Start of DATA LINES

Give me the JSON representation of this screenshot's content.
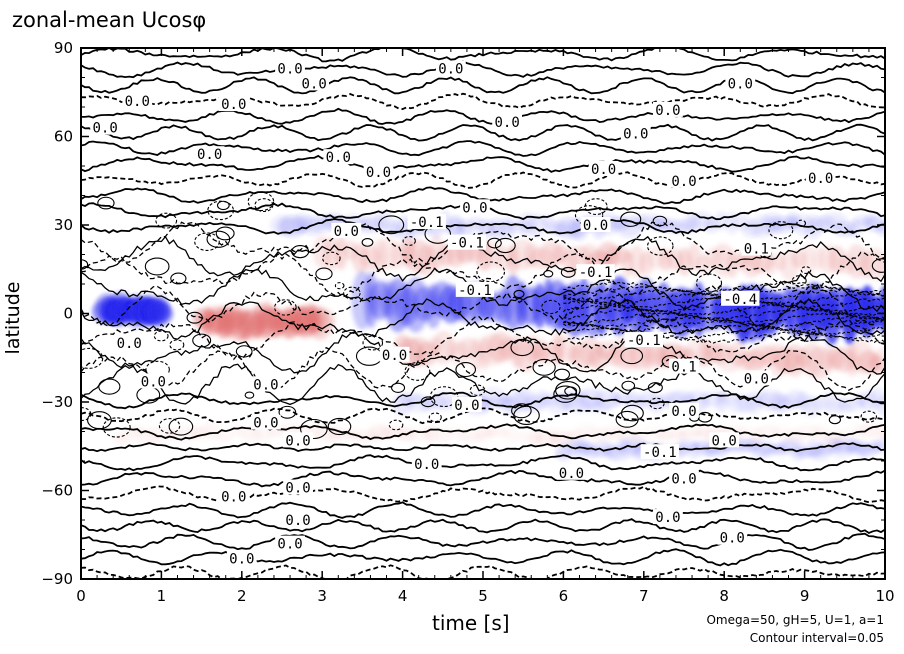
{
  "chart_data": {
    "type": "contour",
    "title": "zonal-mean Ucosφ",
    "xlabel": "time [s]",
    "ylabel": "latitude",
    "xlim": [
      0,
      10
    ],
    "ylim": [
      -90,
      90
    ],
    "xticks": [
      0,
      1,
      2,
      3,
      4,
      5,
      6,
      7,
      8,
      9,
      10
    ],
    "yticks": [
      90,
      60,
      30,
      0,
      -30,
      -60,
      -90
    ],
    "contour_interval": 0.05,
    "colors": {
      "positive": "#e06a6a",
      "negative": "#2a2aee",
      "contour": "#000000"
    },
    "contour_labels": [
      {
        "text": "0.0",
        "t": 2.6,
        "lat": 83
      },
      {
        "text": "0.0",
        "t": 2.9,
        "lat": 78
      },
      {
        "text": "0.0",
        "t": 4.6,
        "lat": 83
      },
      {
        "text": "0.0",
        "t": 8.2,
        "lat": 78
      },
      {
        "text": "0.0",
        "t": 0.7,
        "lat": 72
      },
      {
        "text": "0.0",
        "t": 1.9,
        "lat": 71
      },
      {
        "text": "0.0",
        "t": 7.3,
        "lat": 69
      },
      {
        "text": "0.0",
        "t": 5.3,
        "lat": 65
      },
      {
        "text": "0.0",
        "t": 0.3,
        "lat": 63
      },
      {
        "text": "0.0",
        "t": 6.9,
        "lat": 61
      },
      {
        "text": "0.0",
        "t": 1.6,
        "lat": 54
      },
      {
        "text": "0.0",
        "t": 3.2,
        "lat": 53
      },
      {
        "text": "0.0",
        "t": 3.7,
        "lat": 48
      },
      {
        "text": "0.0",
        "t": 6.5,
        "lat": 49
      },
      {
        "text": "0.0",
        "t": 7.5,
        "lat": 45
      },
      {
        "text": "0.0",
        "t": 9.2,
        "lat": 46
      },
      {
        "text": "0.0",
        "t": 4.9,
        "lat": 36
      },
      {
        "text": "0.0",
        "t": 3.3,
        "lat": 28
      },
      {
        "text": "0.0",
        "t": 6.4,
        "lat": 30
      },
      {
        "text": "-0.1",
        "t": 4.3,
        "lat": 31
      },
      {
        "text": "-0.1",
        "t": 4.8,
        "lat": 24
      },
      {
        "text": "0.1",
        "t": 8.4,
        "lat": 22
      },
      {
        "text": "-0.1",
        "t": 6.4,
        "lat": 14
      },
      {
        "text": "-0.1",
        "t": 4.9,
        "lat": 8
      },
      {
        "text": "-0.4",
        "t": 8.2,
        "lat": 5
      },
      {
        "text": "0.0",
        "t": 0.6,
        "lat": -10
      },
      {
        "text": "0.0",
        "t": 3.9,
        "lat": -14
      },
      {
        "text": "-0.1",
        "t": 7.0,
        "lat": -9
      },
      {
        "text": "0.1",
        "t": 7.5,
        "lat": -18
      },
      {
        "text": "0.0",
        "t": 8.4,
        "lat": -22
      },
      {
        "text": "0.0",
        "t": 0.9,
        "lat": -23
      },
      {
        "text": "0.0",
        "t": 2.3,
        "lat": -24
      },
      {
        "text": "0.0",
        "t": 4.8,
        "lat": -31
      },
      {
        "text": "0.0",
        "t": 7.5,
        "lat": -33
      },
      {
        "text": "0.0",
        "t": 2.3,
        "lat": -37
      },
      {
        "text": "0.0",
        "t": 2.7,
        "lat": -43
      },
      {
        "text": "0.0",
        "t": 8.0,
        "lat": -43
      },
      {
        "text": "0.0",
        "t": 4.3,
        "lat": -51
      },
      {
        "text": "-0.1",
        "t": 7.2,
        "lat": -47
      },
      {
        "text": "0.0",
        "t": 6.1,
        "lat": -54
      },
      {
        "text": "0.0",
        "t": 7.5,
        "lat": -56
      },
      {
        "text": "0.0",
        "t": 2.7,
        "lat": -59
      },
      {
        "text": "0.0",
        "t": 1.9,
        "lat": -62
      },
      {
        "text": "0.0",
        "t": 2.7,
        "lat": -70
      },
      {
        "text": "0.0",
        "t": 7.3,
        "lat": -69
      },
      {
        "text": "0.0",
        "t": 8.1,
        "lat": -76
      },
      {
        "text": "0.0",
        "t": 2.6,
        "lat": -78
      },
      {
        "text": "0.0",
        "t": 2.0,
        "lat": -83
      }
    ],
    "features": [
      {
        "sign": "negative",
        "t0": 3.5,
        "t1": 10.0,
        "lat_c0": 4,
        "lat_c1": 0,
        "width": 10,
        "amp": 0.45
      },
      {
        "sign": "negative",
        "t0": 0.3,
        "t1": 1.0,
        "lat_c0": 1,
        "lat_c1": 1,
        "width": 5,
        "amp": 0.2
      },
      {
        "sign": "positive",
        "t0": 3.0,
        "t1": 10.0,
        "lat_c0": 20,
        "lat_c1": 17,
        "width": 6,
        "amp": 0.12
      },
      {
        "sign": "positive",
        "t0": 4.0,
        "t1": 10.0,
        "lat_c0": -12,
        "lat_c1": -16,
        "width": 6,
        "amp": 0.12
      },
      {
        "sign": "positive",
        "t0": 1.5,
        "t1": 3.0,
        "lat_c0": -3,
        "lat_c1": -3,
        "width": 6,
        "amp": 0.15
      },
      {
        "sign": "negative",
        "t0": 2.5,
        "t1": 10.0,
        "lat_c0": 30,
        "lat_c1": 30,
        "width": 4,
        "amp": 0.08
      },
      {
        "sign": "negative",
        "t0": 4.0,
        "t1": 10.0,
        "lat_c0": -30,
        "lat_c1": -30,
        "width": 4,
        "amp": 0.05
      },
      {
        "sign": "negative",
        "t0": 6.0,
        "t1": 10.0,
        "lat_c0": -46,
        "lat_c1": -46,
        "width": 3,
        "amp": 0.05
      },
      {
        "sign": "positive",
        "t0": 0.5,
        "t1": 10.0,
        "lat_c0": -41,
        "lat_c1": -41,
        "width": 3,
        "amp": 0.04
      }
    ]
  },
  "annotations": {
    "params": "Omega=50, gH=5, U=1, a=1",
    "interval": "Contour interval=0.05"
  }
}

End of DATA LINES

▶ WHAT IS NEEDED
Copy out the whole listing exactly, and don't carry over any pictures.

▶ RESULT OF THIS EXERCISE
Give me the JSON representation of this screenshot's content.
{
  "chart_data": {
    "type": "contour",
    "title": "zonal-mean Ucosφ",
    "xlabel": "time [s]",
    "ylabel": "latitude",
    "xlim": [
      0,
      10
    ],
    "ylim": [
      -90,
      90
    ],
    "xticks": [
      0,
      1,
      2,
      3,
      4,
      5,
      6,
      7,
      8,
      9,
      10
    ],
    "yticks": [
      90,
      60,
      30,
      0,
      -30,
      -60,
      -90
    ],
    "contour_interval": 0.05,
    "colors": {
      "positive": "#e06a6a",
      "negative": "#2a2aee",
      "contour": "#000000"
    },
    "contour_labels": [
      {
        "text": "0.0",
        "t": 2.6,
        "lat": 83
      },
      {
        "text": "0.0",
        "t": 2.9,
        "lat": 78
      },
      {
        "text": "0.0",
        "t": 4.6,
        "lat": 83
      },
      {
        "text": "0.0",
        "t": 8.2,
        "lat": 78
      },
      {
        "text": "0.0",
        "t": 0.7,
        "lat": 72
      },
      {
        "text": "0.0",
        "t": 1.9,
        "lat": 71
      },
      {
        "text": "0.0",
        "t": 7.3,
        "lat": 69
      },
      {
        "text": "0.0",
        "t": 5.3,
        "lat": 65
      },
      {
        "text": "0.0",
        "t": 0.3,
        "lat": 63
      },
      {
        "text": "0.0",
        "t": 6.9,
        "lat": 61
      },
      {
        "text": "0.0",
        "t": 1.6,
        "lat": 54
      },
      {
        "text": "0.0",
        "t": 3.2,
        "lat": 53
      },
      {
        "text": "0.0",
        "t": 3.7,
        "lat": 48
      },
      {
        "text": "0.0",
        "t": 6.5,
        "lat": 49
      },
      {
        "text": "0.0",
        "t": 7.5,
        "lat": 45
      },
      {
        "text": "0.0",
        "t": 9.2,
        "lat": 46
      },
      {
        "text": "0.0",
        "t": 4.9,
        "lat": 36
      },
      {
        "text": "0.0",
        "t": 3.3,
        "lat": 28
      },
      {
        "text": "0.0",
        "t": 6.4,
        "lat": 30
      },
      {
        "text": "-0.1",
        "t": 4.3,
        "lat": 31
      },
      {
        "text": "-0.1",
        "t": 4.8,
        "lat": 24
      },
      {
        "text": "0.1",
        "t": 8.4,
        "lat": 22
      },
      {
        "text": "-0.1",
        "t": 6.4,
        "lat": 14
      },
      {
        "text": "-0.1",
        "t": 4.9,
        "lat": 8
      },
      {
        "text": "-0.4",
        "t": 8.2,
        "lat": 5
      },
      {
        "text": "0.0",
        "t": 0.6,
        "lat": -10
      },
      {
        "text": "0.0",
        "t": 3.9,
        "lat": -14
      },
      {
        "text": "-0.1",
        "t": 7.0,
        "lat": -9
      },
      {
        "text": "0.1",
        "t": 7.5,
        "lat": -18
      },
      {
        "text": "0.0",
        "t": 8.4,
        "lat": -22
      },
      {
        "text": "0.0",
        "t": 0.9,
        "lat": -23
      },
      {
        "text": "0.0",
        "t": 2.3,
        "lat": -24
      },
      {
        "text": "0.0",
        "t": 4.8,
        "lat": -31
      },
      {
        "text": "0.0",
        "t": 7.5,
        "lat": -33
      },
      {
        "text": "0.0",
        "t": 2.3,
        "lat": -37
      },
      {
        "text": "0.0",
        "t": 2.7,
        "lat": -43
      },
      {
        "text": "0.0",
        "t": 8.0,
        "lat": -43
      },
      {
        "text": "0.0",
        "t": 4.3,
        "lat": -51
      },
      {
        "text": "-0.1",
        "t": 7.2,
        "lat": -47
      },
      {
        "text": "0.0",
        "t": 6.1,
        "lat": -54
      },
      {
        "text": "0.0",
        "t": 7.5,
        "lat": -56
      },
      {
        "text": "0.0",
        "t": 2.7,
        "lat": -59
      },
      {
        "text": "0.0",
        "t": 1.9,
        "lat": -62
      },
      {
        "text": "0.0",
        "t": 2.7,
        "lat": -70
      },
      {
        "text": "0.0",
        "t": 7.3,
        "lat": -69
      },
      {
        "text": "0.0",
        "t": 8.1,
        "lat": -76
      },
      {
        "text": "0.0",
        "t": 2.6,
        "lat": -78
      },
      {
        "text": "0.0",
        "t": 2.0,
        "lat": -83
      }
    ],
    "features": [
      {
        "sign": "negative",
        "t0": 3.5,
        "t1": 10.0,
        "lat_c0": 4,
        "lat_c1": 0,
        "width": 10,
        "amp": 0.45
      },
      {
        "sign": "negative",
        "t0": 0.3,
        "t1": 1.0,
        "lat_c0": 1,
        "lat_c1": 1,
        "width": 5,
        "amp": 0.2
      },
      {
        "sign": "positive",
        "t0": 3.0,
        "t1": 10.0,
        "lat_c0": 20,
        "lat_c1": 17,
        "width": 6,
        "amp": 0.12
      },
      {
        "sign": "positive",
        "t0": 4.0,
        "t1": 10.0,
        "lat_c0": -12,
        "lat_c1": -16,
        "width": 6,
        "amp": 0.12
      },
      {
        "sign": "positive",
        "t0": 1.5,
        "t1": 3.0,
        "lat_c0": -3,
        "lat_c1": -3,
        "width": 6,
        "amp": 0.15
      },
      {
        "sign": "negative",
        "t0": 2.5,
        "t1": 10.0,
        "lat_c0": 30,
        "lat_c1": 30,
        "width": 4,
        "amp": 0.08
      },
      {
        "sign": "negative",
        "t0": 4.0,
        "t1": 10.0,
        "lat_c0": -30,
        "lat_c1": -30,
        "width": 4,
        "amp": 0.05
      },
      {
        "sign": "negative",
        "t0": 6.0,
        "t1": 10.0,
        "lat_c0": -46,
        "lat_c1": -46,
        "width": 3,
        "amp": 0.05
      },
      {
        "sign": "positive",
        "t0": 0.5,
        "t1": 10.0,
        "lat_c0": -41,
        "lat_c1": -41,
        "width": 3,
        "amp": 0.04
      }
    ]
  },
  "annotations": {
    "params": "Omega=50, gH=5, U=1, a=1",
    "interval": "Contour interval=0.05"
  }
}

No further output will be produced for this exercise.